» Extracted data
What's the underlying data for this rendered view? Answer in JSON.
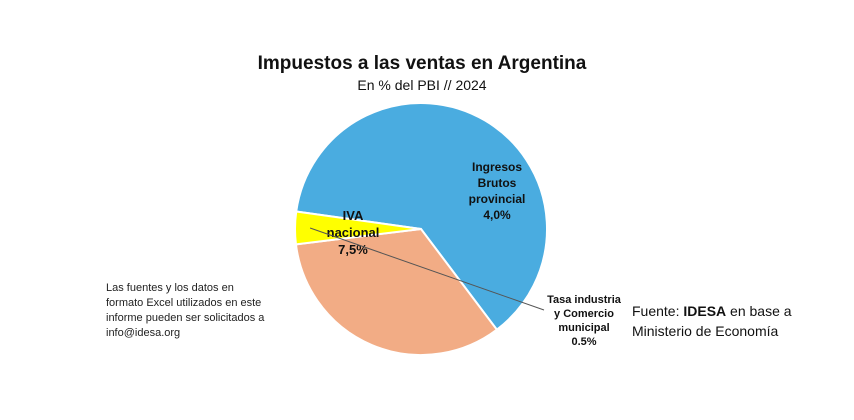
{
  "chart_data": {
    "type": "pie",
    "title": "Impuestos a las ventas en Argentina",
    "subtitle": "En % del PBI // 2024",
    "unit": "% del PBI",
    "slices": [
      {
        "label_lines": [
          "IVA",
          "nacional",
          "7,5%"
        ],
        "value": 7.5,
        "color": "#4aace0"
      },
      {
        "label_lines": [
          "Ingresos",
          "Brutos",
          "provincial",
          "4,0%"
        ],
        "value": 4.0,
        "color": "#f2ac85"
      },
      {
        "label_lines": [
          "Tasa industria",
          "y Comercio",
          "municipal",
          "0.5%"
        ],
        "value": 0.5,
        "color": "#ffff00"
      }
    ]
  },
  "note": "Las fuentes y los datos en formato Excel utilizados en este informe pueden ser solicitados a info@idesa.org",
  "source": {
    "prefix": "Fuente: ",
    "org": "IDESA",
    "suffix": " en base a Ministerio de Economía"
  }
}
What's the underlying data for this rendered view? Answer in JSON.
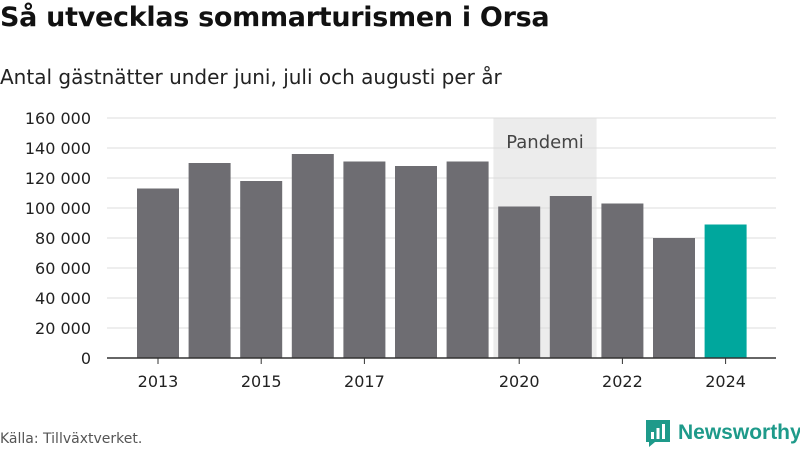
{
  "title": "Så utvecklas sommarturismen i Orsa",
  "subtitle": "Antal gästnätter under juni, juli och augusti per år",
  "source": "Källa: Tillväxtverket.",
  "brand": {
    "name": "Newsworthy",
    "icon": "newsworthy-logo-icon",
    "color": "#1e9a8a"
  },
  "chart_data": {
    "type": "bar",
    "categories": [
      "2013",
      "2014",
      "2015",
      "2016",
      "2017",
      "2018",
      "2019",
      "2020",
      "2021",
      "2022",
      "2023",
      "2024"
    ],
    "values": [
      113000,
      130000,
      118000,
      136000,
      131000,
      128000,
      131000,
      101000,
      108000,
      103000,
      80000,
      89000
    ],
    "x_tick_labels": [
      "2013",
      "2015",
      "2017",
      "2020",
      "2022",
      "2024"
    ],
    "y_ticks": [
      0,
      20000,
      40000,
      60000,
      80000,
      100000,
      120000,
      140000,
      160000
    ],
    "y_tick_labels": [
      "0",
      "20 000",
      "40 000",
      "60 000",
      "80 000",
      "100 000",
      "120 000",
      "140 000",
      "160 000"
    ],
    "ylim": [
      0,
      160000
    ],
    "grid": true,
    "bar_color": "#6e6d72",
    "highlight": {
      "category": "2024",
      "color": "#00a79d"
    },
    "annotation": {
      "label": "Pandemi",
      "from": "2020",
      "to": "2021",
      "color": "#ececec"
    },
    "xlabel": "",
    "ylabel": ""
  }
}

» Exercise details
Copy the entries above faithfully and omit every image.

» Solution below
What's the underlying data for this rendered view? Answer in JSON.
{
  "chart_data": {
    "type": "pie",
    "title": "Impuestos a las ventas en Argentina",
    "subtitle": "En % del PBI // 2024",
    "unit": "% del PBI",
    "slices": [
      {
        "label_lines": [
          "IVA",
          "nacional",
          "7,5%"
        ],
        "value": 7.5,
        "color": "#4aace0"
      },
      {
        "label_lines": [
          "Ingresos",
          "Brutos",
          "provincial",
          "4,0%"
        ],
        "value": 4.0,
        "color": "#f2ac85"
      },
      {
        "label_lines": [
          "Tasa industria",
          "y Comercio",
          "municipal",
          "0.5%"
        ],
        "value": 0.5,
        "color": "#ffff00"
      }
    ]
  },
  "note": "Las fuentes y los datos en formato Excel utilizados en este informe pueden ser solicitados a info@idesa.org",
  "source": {
    "prefix": "Fuente: ",
    "org": "IDESA",
    "suffix": " en base a Ministerio de Economía"
  }
}
What's the underlying data for this rendered view? Answer in JSON.
{
  "title": "Så utvecklas sommarturismen i Orsa",
  "subtitle": "Antal gästnätter under juni, juli och augusti per år",
  "source": "Källa: Tillväxtverket.",
  "brand": {
    "name": "Newsworthy",
    "icon": "newsworthy-logo-icon",
    "color": "#1e9a8a"
  },
  "chart_data": {
    "type": "bar",
    "categories": [
      "2013",
      "2014",
      "2015",
      "2016",
      "2017",
      "2018",
      "2019",
      "2020",
      "2021",
      "2022",
      "2023",
      "2024"
    ],
    "values": [
      113000,
      130000,
      118000,
      136000,
      131000,
      128000,
      131000,
      101000,
      108000,
      103000,
      80000,
      89000
    ],
    "x_tick_labels": [
      "2013",
      "2015",
      "2017",
      "2020",
      "2022",
      "2024"
    ],
    "y_ticks": [
      0,
      20000,
      40000,
      60000,
      80000,
      100000,
      120000,
      140000,
      160000
    ],
    "y_tick_labels": [
      "0",
      "20 000",
      "40 000",
      "60 000",
      "80 000",
      "100 000",
      "120 000",
      "140 000",
      "160 000"
    ],
    "ylim": [
      0,
      160000
    ],
    "grid": true,
    "bar_color": "#6e6d72",
    "highlight": {
      "category": "2024",
      "color": "#00a79d"
    },
    "annotation": {
      "label": "Pandemi",
      "from": "2020",
      "to": "2021",
      "color": "#ececec"
    },
    "xlabel": "",
    "ylabel": ""
  }
}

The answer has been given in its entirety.